Given text:
———

For me, I think the choice of a Pan was the right one for me. Now I know there's a lot of self-justification involved. After all, no one likes to think they've blown a large chunk of cash on a mistake. And I, for one, have definitely made mistakes in the past. I know it's only seven months on from purchasing but I'm very comfortable with the Pan and, thus far, no real regrets.

Reading back over this, I can't see how this'll help you but, hey, you asked!

Best of luck with your choice.

Ride safe,


January 26, 2003


This is by way of an apology to Mike and Nigel.
I pulled into the services at Stanstead yesterday - and met a nice bloke on a ST1300. We had a fairly long chat about Pans - but mainly his new one - faults and all.
As he drove off - I thought - I didn't tell him about the site, get his name or any other information about him. Twit or what?
I just hope it wasn't one of you two - then I will feel stupid!!!!!!

January 25, 2003

Someone else's experiences...

I was talking to the landlord of a pub the other day, as you do.

We'd exchanged pleasantries. I asked him how he broke his arm (falling off his bike) and he asked me what sort of bike I had.

Turns out that a mate of his also has a new Pan European and has had all sorts of problems. He's had the sump cracked when coming down off a tall pavement onto the road. The electrics had shorted out completely due to a loose connection. A heat shield had cracked and as a result the component it, er, shielded (the knock sensor) had died a death. I'm sure there were more.

———

Recorded information:
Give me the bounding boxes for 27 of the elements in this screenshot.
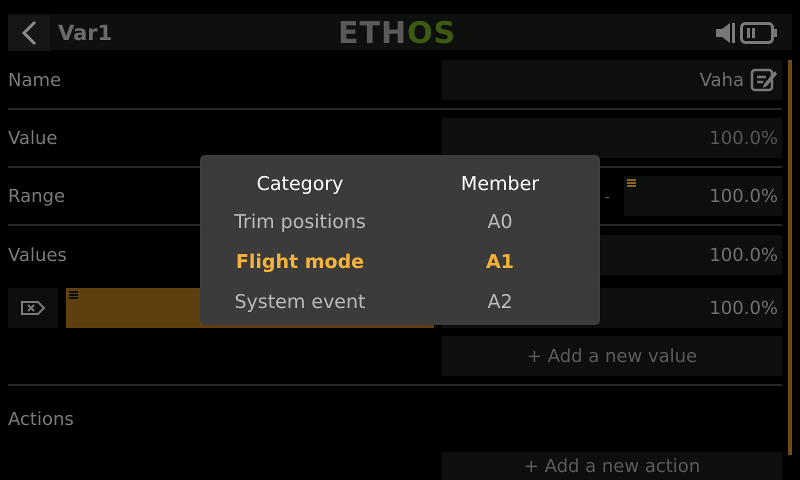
value-field[interactable]: 100.0% [442,118,782,158]
range-separator: - [604,186,610,206]
column-header: Member [460,172,540,197]
column-header: Category [256,172,344,197]
menu-icon [627,179,636,187]
delete-tag-icon [20,300,46,316]
battery-icon [740,22,778,44]
back-button[interactable] [8,15,50,51]
section-label: Actions [8,408,74,430]
ethos-logo: ETHOS [338,16,456,51]
category-option[interactable]: Flight mode [200,247,400,287]
screen-title: Var1 [58,21,112,45]
edit-icon [750,67,778,93]
speaker-icon [716,22,736,44]
range-max-field[interactable]: 100.0% [624,176,782,216]
name-field[interactable]: Vaha [442,60,782,100]
category-option[interactable]: System event [200,287,400,327]
menu-icon [69,291,78,299]
field-label: Name [8,70,62,90]
field-label: Value [8,128,58,148]
delete-button[interactable] [8,288,58,328]
add-action-button[interactable]: + Add a new action [442,452,782,480]
field-label: Values [8,244,67,266]
category-option[interactable]: Trim positions [200,207,400,247]
back-icon [21,20,37,46]
add-value-button[interactable]: + Add a new value [442,336,782,376]
field-label: Range [8,186,66,206]
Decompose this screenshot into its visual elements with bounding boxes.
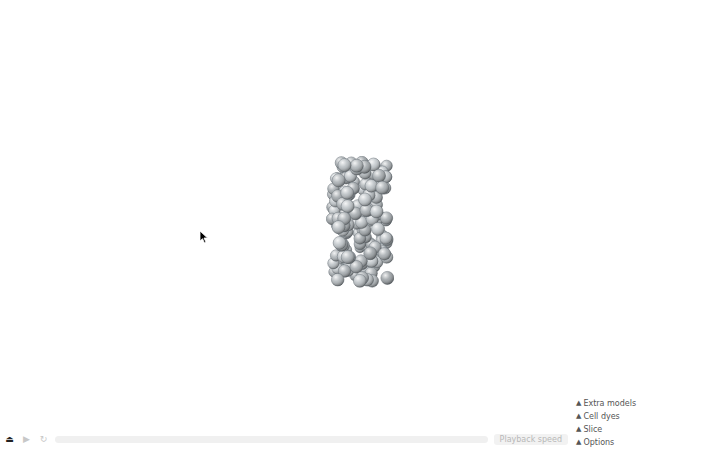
eject-button[interactable]: ⏏ [4,435,15,444]
cell[interactable] [381,271,394,284]
cell[interactable] [338,159,351,172]
cell[interactable] [359,193,372,206]
cell[interactable] [341,186,354,199]
panel-toggle[interactable]: ▲Options [576,437,716,448]
cell[interactable] [332,174,345,187]
cell[interactable] [332,221,345,234]
panel-toggle[interactable]: ▲Slice [576,424,716,435]
timeline-slider[interactable] [55,436,488,443]
cell[interactable] [378,248,390,260]
playback-controls: ⏏ ▶ ↻ Playback speed [4,431,568,447]
cell-cluster[interactable] [326,156,394,290]
cell[interactable] [331,273,344,286]
panel-toggle[interactable]: ▲Cell dyes [576,411,716,422]
cursor-icon [199,230,209,244]
cell[interactable] [341,251,354,264]
expand-arrow-icon: ▲ [576,398,581,409]
cell[interactable] [372,223,385,236]
cell[interactable] [376,181,389,194]
playback-speed-button[interactable]: Playback speed [494,434,568,445]
cell[interactable] [370,205,383,218]
cell[interactable] [341,200,354,213]
play-button[interactable]: ▶ [21,435,32,444]
cell[interactable] [364,247,377,260]
expand-arrow-icon: ▲ [576,411,581,422]
panel-menu: ▲Extra models ▲Cell dyes ▲Slice ▲Options [576,398,716,448]
viewer: ⏏ ▶ ↻ Playback speed ▲Extra models ▲Cell dyes… [0,0,720,450]
cell[interactable] [333,236,346,249]
expand-arrow-icon: ▲ [576,437,581,448]
bottom-bar: ⏏ ▶ ↻ Playback speed ▲Extra models ▲Cell dyes… [0,398,720,450]
scene-viewport[interactable] [0,0,720,398]
cell[interactable] [350,159,363,172]
reload-button[interactable]: ↻ [38,435,49,444]
cell[interactable] [353,274,366,287]
panel-toggle[interactable]: ▲Extra models [576,398,716,409]
cell[interactable] [373,169,386,182]
expand-arrow-icon: ▲ [576,424,581,435]
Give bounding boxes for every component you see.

———

Requirements: According to the motorcycle blog text, how did the pub landlord break his arm? Use only the motorcycle blog text to respond.

Reply: He broke it falling off his bike.